-- START Given records --
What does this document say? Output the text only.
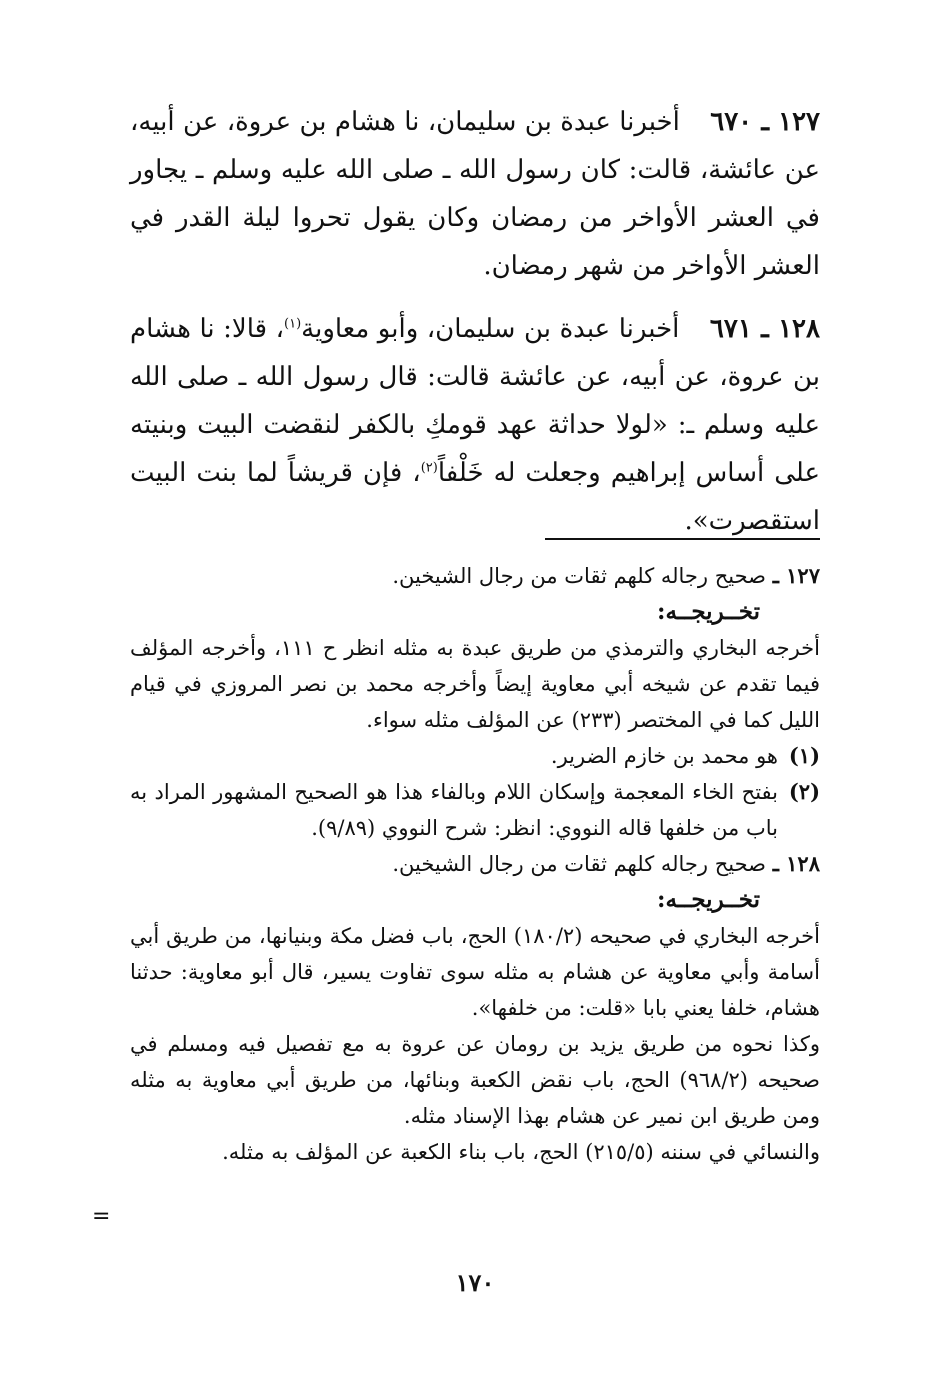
١٢٧ ـ ٦٧٠ أخبرنا عبدة بن سليمان، نا هشام بن عروة، عن أبيه، عن عائشة، قالت: كان رسول الله ـ صلى الله عليه وسلم ـ يجاور في العشر الأواخر من رمضان وكان يقول تحروا ليلة القدر في العشر الأواخر من شهر رمضان.

١٢٨ ـ ٦٧١ أخبرنا عبدة بن سليمان، وأبو معاوية$^{(١)}$، قالا: نا هشام بن عروة، عن أبيه، عن عائشة قالت: قال رسول الله ـ صلى الله عليه وسلم ـ: «لولا حداثة عهد قومكِ بالكفر لنقضت البيت وبنيته على أساس إبراهيم وجعلت له خَلْفاً$^{(٢)}$، فإن قريشاً لما بنت البيت استقصرت».

١٢٧ ـ صحيح رجاله كلهم ثقات من رجال الشيخين.

تخــريجــه:

أخرجه البخاري والترمذي من طريق عبدة به مثله انظر ح ١١١، وأخرجه المؤلف فيما تقدم عن شيخه أبي معاوية إيضاً وأخرجه محمد بن نصر المروزي في قيام الليل كما في المختصر (٢٣٣) عن المؤلف مثله سواء.

(١)
هو محمد بن خازم الضرير.
(٢)
بفتح الخاء المعجمة وإسكان اللام وبالفاء هذا هو الصحيح المشهور المراد به باب من خلفها قاله النووي: انظر: شرح النووي (٩/٨٩).

١٢٨ ـ صحيح رجاله كلهم ثقات من رجال الشيخين.

تخــريجــه:

أخرجه البخاري في صحيحه (١٨٠/٢) الحج، باب فضل مكة وبنيانها، من طريق أبي أسامة وأبي معاوية عن هشام به مثله سوى تفاوت يسير، قال أبو معاوية: حدثنا هشام، خلفا يعني بابا «قلت: من خلفها».

وكذا نحوه من طريق يزيد بن رومان عن عروة به مع تفصيل فيه ومسلم في صحيحه (٩٦٨/٢) الحج، باب نقض الكعبة وبنائها، من طريق أبي معاوية به مثله ومن طريق ابن نمير عن هشام بهذا الإسناد مثله.

والنسائي في سننه (٢١٥/٥) الحج، باب بناء الكعبة عن المؤلف به مثله.

=
١٧٠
-- END Given records --
◆ What this task involves
Output a faithful copy of the data, with each picture left out.

◆ The result
What does this document say? Output the text only.
١٢٧ ـ ٦٧٠ أخبرنا عبدة بن سليمان، نا هشام بن عروة، عن أبيه، عن عائشة، قالت: كان رسول الله ـ صلى الله عليه وسلم ـ يجاور في العشر الأواخر من رمضان وكان يقول تحروا ليلة القدر في العشر الأواخر من شهر رمضان.

١٢٨ ـ ٦٧١ أخبرنا عبدة بن سليمان، وأبو معاوية$^{(١)}$، قالا: نا هشام بن عروة، عن أبيه، عن عائشة قالت: قال رسول الله ـ صلى الله عليه وسلم ـ: «لولا حداثة عهد قومكِ بالكفر لنقضت البيت وبنيته على أساس إبراهيم وجعلت له خَلْفاً$^{(٢)}$، فإن قريشاً لما بنت البيت استقصرت».

١٢٧ ـ صحيح رجاله كلهم ثقات من رجال الشيخين.

تخــريجــه:

أخرجه البخاري والترمذي من طريق عبدة به مثله انظر ح ١١١، وأخرجه المؤلف فيما تقدم عن شيخه أبي معاوية إيضاً وأخرجه محمد بن نصر المروزي في قيام الليل كما في المختصر (٢٣٣) عن المؤلف مثله سواء.

(١)
هو محمد بن خازم الضرير.
(٢)
بفتح الخاء المعجمة وإسكان اللام وبالفاء هذا هو الصحيح المشهور المراد به باب من خلفها قاله النووي: انظر: شرح النووي (٩/٨٩).

١٢٨ ـ صحيح رجاله كلهم ثقات من رجال الشيخين.

تخــريجــه:

أخرجه البخاري في صحيحه (١٨٠/٢) الحج، باب فضل مكة وبنيانها، من طريق أبي أسامة وأبي معاوية عن هشام به مثله سوى تفاوت يسير، قال أبو معاوية: حدثنا هشام، خلفا يعني بابا «قلت: من خلفها».

وكذا نحوه من طريق يزيد بن رومان عن عروة به مع تفصيل فيه ومسلم في صحيحه (٩٦٨/٢) الحج، باب نقض الكعبة وبنائها، من طريق أبي معاوية به مثله ومن طريق ابن نمير عن هشام بهذا الإسناد مثله.

والنسائي في سننه (٢١٥/٥) الحج، باب بناء الكعبة عن المؤلف به مثله.

=
١٧٠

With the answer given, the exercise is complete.